[start Dataset extract]

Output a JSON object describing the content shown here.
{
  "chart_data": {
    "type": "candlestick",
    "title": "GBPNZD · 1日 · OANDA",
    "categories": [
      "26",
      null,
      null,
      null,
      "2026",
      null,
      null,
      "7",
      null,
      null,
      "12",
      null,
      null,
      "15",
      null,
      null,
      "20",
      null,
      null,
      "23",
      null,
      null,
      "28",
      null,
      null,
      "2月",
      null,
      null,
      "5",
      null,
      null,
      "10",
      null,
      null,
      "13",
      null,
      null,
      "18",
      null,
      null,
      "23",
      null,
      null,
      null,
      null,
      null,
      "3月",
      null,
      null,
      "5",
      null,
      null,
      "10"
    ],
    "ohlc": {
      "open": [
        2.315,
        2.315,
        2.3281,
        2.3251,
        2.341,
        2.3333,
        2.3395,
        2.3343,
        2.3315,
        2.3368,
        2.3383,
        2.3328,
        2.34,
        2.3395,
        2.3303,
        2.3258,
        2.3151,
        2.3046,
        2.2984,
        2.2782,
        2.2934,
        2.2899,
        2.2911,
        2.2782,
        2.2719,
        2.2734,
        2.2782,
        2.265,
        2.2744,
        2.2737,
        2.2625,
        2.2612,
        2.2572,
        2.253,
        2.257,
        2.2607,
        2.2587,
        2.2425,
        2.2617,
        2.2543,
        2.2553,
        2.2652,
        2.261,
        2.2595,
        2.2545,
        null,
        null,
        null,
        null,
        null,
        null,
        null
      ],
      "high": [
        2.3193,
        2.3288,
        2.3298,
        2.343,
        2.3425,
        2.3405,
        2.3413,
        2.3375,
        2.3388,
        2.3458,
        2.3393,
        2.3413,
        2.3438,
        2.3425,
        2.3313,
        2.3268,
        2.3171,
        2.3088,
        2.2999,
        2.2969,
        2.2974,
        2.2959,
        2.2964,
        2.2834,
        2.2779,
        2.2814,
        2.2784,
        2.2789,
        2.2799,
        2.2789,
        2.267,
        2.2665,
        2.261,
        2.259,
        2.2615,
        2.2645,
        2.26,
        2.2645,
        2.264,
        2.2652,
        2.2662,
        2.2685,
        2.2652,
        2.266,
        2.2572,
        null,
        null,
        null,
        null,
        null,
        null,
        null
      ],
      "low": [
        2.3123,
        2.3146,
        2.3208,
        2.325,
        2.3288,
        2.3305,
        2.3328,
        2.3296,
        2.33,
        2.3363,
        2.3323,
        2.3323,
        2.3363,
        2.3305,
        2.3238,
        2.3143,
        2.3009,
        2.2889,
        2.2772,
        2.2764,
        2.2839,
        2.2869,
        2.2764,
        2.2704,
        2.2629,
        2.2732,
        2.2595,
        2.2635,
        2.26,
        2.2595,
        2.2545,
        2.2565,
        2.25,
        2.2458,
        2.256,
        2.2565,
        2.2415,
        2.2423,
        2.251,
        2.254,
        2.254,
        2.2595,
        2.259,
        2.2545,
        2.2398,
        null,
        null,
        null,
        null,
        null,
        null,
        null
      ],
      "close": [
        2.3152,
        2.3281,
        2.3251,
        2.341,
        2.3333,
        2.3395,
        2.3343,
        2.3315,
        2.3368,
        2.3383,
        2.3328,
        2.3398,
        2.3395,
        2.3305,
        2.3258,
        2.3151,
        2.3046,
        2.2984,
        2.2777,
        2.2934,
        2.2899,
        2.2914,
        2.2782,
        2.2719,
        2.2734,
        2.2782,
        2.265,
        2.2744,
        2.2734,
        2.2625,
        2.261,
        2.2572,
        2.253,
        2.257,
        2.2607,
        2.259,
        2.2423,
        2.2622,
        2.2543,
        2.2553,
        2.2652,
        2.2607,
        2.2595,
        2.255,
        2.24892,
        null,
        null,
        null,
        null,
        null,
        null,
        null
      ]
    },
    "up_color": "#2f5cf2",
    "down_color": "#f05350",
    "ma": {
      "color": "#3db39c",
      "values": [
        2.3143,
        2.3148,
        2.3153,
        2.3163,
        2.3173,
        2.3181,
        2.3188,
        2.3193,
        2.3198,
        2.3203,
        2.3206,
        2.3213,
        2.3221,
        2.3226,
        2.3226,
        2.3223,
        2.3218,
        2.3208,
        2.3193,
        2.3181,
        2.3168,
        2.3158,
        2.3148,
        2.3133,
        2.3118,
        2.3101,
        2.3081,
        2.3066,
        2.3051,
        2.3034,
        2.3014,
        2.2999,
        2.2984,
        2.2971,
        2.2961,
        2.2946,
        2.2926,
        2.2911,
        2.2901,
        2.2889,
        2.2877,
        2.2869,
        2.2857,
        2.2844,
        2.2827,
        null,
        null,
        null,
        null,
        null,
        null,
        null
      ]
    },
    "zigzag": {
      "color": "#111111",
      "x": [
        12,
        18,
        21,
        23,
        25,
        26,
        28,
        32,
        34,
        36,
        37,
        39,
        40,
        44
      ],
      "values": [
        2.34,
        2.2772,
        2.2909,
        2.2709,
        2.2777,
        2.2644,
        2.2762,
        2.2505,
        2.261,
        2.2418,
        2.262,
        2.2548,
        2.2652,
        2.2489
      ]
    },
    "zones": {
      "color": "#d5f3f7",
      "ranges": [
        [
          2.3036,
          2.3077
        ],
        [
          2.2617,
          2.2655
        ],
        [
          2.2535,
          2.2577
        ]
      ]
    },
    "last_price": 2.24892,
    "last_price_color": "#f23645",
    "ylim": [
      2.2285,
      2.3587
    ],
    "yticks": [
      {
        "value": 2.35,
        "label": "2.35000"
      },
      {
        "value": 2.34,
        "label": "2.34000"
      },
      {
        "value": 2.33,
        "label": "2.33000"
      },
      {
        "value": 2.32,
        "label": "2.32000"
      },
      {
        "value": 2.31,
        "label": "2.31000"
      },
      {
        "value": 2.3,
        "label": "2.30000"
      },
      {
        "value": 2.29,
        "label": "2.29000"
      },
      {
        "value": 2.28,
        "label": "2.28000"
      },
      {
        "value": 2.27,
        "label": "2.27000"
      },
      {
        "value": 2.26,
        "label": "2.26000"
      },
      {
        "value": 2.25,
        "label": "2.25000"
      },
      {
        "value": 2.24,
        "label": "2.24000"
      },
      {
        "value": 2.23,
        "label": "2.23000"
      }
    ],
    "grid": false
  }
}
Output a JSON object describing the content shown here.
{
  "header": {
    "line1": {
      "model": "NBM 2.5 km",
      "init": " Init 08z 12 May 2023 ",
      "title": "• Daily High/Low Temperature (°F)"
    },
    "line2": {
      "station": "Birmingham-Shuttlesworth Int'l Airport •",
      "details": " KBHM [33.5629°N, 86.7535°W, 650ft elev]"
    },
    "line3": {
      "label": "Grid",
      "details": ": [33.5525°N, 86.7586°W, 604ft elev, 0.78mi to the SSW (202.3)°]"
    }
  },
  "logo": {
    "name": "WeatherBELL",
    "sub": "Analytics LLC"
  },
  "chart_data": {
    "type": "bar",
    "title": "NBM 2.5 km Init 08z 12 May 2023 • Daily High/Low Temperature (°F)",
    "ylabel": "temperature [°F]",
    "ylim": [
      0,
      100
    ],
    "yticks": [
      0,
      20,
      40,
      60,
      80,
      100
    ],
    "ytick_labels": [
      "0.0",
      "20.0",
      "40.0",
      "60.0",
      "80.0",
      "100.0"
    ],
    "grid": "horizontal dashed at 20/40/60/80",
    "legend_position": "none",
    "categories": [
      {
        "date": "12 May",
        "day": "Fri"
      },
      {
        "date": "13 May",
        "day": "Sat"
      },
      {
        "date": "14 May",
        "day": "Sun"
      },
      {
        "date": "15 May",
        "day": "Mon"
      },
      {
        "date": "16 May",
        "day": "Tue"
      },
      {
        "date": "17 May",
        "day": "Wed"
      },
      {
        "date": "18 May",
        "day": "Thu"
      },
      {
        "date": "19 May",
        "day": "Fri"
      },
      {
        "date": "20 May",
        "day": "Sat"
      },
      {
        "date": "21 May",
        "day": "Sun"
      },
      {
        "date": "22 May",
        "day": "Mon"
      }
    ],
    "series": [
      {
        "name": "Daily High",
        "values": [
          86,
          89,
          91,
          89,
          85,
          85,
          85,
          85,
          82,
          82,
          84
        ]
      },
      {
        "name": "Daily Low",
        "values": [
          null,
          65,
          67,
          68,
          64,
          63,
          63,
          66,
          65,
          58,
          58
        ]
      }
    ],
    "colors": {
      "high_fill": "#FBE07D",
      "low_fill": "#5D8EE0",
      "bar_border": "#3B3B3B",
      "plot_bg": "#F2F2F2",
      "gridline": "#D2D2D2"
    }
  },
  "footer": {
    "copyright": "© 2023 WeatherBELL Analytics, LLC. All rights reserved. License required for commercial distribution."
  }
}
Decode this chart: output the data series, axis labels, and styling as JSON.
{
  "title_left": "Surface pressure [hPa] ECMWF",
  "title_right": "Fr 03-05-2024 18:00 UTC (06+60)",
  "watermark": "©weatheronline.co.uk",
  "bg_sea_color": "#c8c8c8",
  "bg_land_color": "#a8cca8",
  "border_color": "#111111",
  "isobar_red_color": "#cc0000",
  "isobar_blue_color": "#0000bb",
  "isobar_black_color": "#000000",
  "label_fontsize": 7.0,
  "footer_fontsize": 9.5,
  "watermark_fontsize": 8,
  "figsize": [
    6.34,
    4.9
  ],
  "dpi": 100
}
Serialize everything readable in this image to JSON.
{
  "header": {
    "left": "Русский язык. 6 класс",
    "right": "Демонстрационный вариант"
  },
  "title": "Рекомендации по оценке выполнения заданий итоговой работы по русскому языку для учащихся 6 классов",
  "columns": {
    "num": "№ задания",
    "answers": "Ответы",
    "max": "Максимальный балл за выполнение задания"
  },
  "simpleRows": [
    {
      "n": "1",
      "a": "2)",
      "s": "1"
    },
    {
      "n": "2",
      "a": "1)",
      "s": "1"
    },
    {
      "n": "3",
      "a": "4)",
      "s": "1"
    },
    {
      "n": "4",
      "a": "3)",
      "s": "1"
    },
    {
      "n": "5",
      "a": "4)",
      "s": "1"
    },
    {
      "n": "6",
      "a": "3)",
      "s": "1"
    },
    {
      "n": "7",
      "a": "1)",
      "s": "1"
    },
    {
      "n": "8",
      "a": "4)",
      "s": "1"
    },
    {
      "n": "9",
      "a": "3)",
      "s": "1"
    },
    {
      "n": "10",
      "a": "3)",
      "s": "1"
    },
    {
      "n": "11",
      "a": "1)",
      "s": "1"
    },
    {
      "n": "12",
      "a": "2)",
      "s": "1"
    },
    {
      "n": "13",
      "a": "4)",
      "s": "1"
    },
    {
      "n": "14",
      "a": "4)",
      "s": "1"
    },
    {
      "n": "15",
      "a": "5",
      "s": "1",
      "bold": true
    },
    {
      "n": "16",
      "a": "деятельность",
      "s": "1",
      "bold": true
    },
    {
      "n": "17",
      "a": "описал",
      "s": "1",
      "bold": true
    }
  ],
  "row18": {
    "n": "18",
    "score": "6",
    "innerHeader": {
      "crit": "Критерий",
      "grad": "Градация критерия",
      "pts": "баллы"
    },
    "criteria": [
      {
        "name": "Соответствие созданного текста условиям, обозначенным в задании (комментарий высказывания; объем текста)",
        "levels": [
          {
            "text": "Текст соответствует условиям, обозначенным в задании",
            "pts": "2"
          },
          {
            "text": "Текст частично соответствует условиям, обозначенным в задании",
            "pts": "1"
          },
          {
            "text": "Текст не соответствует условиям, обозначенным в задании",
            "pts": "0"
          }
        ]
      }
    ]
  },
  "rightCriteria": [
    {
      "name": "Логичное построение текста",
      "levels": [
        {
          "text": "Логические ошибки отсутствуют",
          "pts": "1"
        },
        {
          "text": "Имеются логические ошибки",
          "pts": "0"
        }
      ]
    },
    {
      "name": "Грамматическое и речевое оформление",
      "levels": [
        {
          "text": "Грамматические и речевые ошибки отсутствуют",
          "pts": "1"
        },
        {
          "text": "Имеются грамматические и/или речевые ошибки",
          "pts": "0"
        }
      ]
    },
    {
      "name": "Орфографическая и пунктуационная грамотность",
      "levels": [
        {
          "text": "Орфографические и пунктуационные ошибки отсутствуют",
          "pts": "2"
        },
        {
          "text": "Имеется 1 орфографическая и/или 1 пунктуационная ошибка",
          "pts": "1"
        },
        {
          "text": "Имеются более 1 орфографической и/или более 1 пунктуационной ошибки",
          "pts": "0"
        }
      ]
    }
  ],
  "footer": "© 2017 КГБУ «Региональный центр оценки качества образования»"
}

[end Dataset extract]

Count every line above that holds the string "WeatherBELL" and give the total, nothing more.

2